QUOTED PASSAGE:
== == ==
So… Hart & Cole Book 1.

It’s officially out. It’s published.

It’s available. ANYONE can get it, ANYWHERE in the world. On ebook or paperback. It’s OUT THERE.

I’m excited. I’m thrilled. But more than anything, I am, in a word… TERRIFIED.

I’m fortunate to be able to say I’ve accomplished a lot of great things in my life, but still — just being able to push that “Publish” button, and open the whole wide world to a piece of my mind… it’s one of the scariest things I’ve ever had to do.

I’m not kidding when I say I’ve been sitting on this book for over a decade and a half. It’s the first book I wrote for adults — and I began writing it when I was just at the cusp of being one myself, in 2002! I finished it somewhere around 2003-2004 or so, and then… I sat on it.

Well, I shared it with a few friends and family via email or hard copy, and I shared excerpts at Writers’ Guild at my uni, Lancaster University. And, that was it.

It just sat there.

Half a dozen times, I looked into publishing — more specifically, self-publishing — but I didn’t follow through. Back then, self-publishing was practically unheard of.

By 2011-2012, e-readers became ubiquitous. I regained interest in self-publishing, and fine-tuned the blurb.

It took awhile to cut it down to something that could easily capture what the book is about, without giving too much away.

Then… I sat on it some more.

 

The Perfect Cover

Around 2015, I felt the urge again to get back on this project, so I looked into getting a cover done.

I asked two graphic designer friends who, separately, took forever to produce nothing.

I love them still, though… and as one of them (who hadn’t read the book) scolded me:

“This is YOURS. You can’t leave it up to me to create your cover. YOU know what it needs to look like.”

Damn right.

I found this to be even truer and more relevant, when I found a professional (read: “a stranger, with a deadline, who was actually getting paid“) to do the cover, via the freelancer site Fiverr. Her first draft was awful.

I can’t blame her for that though — she didn’t know me, or my characters. But once I gave her some guidance, she delivered.

The first draft (left)… awful. She soon redeemed herself though (right)!

I had to find the photos myself — which took eons to stumble upon the main “perfect” one, and the others from which to sample.

Then, I told her how I wanted it edited — mainly, my character needed more hair. Lots of it: curly, wild, crazy hair.

I know graphics… so I know you need to be talented to be able to work with human hair! I love the final product, and I’ve used the same designer again for my Book 2 cover.

But I knew, while I was fretting and taking — quite literally — years to do a book cover!… I knew that my first book cover, my first foray into the Hart & Cole series, my Book 1 covergirl, my “Nicole” (and you get this sense of entitlement, of protective ownership about “your” characters) is mixed-race, sexy, and vulnerable.
== == ==
SHORT EXERCISE 1:
In the piece about publishing Hart & Cole Book 1, which freelancer site was used to find the cover designer?
SHORT EXERCISE 2:
Print the piece about publishing Hart & Cole Book 1 from "It’s officially out." to "that was it.", word for word.
SHORT EXERCISE 3:
Carry on the piece about publishing Hart & Cole Book 1 from the point where it stops.
== == ==
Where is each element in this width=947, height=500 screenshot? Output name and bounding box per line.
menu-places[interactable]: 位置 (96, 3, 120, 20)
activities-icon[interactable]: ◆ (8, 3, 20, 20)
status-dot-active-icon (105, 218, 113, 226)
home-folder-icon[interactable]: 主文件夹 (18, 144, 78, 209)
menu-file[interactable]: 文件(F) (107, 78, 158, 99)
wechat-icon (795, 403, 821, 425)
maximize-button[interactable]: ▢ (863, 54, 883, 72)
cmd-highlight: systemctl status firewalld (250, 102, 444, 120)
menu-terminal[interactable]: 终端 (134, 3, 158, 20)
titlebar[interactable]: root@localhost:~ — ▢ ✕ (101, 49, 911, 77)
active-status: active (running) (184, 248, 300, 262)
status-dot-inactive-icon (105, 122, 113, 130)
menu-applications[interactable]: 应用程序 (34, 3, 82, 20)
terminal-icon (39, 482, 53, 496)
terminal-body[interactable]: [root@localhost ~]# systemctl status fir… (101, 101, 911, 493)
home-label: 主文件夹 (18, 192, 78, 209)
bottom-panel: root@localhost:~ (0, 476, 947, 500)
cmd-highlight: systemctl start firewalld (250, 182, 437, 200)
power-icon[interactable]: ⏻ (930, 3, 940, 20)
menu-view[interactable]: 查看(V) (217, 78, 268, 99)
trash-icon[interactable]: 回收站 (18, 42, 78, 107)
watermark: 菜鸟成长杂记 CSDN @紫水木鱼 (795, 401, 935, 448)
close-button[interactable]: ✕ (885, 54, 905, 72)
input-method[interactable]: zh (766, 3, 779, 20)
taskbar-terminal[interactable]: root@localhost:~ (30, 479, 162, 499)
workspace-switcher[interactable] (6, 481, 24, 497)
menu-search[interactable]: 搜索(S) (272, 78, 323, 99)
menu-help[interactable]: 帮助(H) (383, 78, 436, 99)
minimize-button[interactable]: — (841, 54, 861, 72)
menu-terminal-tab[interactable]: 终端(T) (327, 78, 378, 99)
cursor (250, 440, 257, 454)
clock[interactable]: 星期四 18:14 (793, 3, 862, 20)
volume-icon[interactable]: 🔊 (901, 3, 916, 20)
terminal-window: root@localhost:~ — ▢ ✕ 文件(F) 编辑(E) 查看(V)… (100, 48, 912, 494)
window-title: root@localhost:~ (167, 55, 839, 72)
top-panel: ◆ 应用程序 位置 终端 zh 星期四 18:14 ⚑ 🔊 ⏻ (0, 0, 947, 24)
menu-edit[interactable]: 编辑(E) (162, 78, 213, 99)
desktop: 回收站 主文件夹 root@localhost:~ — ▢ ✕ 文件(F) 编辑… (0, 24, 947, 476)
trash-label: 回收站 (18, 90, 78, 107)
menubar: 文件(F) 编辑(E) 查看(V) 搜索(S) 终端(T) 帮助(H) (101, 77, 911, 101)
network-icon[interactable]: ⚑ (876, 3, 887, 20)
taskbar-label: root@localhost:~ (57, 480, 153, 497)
== == ==
WRITTEN RESPONSE 1:
Fiverr

WRITTEN RESPONSE 2:
It’s officially out. It’s published.

It’s available. ANYONE can get it, ANYWHERE in the world. On ebook or paperback. It’s OUT THERE.

I’m excited. I’m thrilled. But more than anything, I am, in a word… TERRIFIED.

I’m fortunate to be able to say I’ve accomplished a lot of great things in my life, but still — just being able to push that “Publish” button, and open the whole wide world to a piece of my mind… it’s one of the scariest things I’ve ever had to do.

I’m not kidding when I say I’ve been sitting on this book for over a decade and a half. It’s the first book I wrote for adults — and I began writing it when I was just at the cusp of being one myself, in 2002! I finished it somewhere around 2003-2004 or so, and then… I sat on it.

Well, I shared it with a few friends and family via email or hard copy, and I shared excerpts at Writers’ Guild at my uni, Lancaster University. And, that was it.

WRITTEN RESPONSE 3:
The cover has to say all of that.

Hopefully, it did.

Getting the cover done was a huge step that propelled me the rest of the way.

I made it the screensaver/background on my phone, so that I looked at it every day — constantly, until it pissed me off that I kept seeing it and hadn’t published it yet!

 

Where & How to Self-Publish

Then, I did my research.

Amazon is a great publishing platform. There are LOADS of others. I chose Amazon because of its popularity. There are drawbacks, but nothing that was a dealbreaker for me.

The one thing I did find in my research worth mentioning (which many, many, many people stand by, if you are serious about being a writer) is that you should get your own ISBN.

It took me quite a bit of running around to figure this one out, and after contacting international and then regional agencies, I found out Trinidad & Tobago has our own ISBN agency in the National Public Library.

So, ISBN purchased, I had no excuse now.

All that was holding me back was myself.

I proofed my book again several times on-screen — adding comments to its PDF version with Adobe Acrobat Reader, then making the edits in Microsoft Word, and then again while I was creating the e-book version through Kindle Create.

Then, I printed hard-copy proof copies through Amazon’s Kindle Direct Publishing and when they arrived in the mail, I proofed those several times yet again.

Proof copies – glossy/white & matte/cream… my final choice was a combination!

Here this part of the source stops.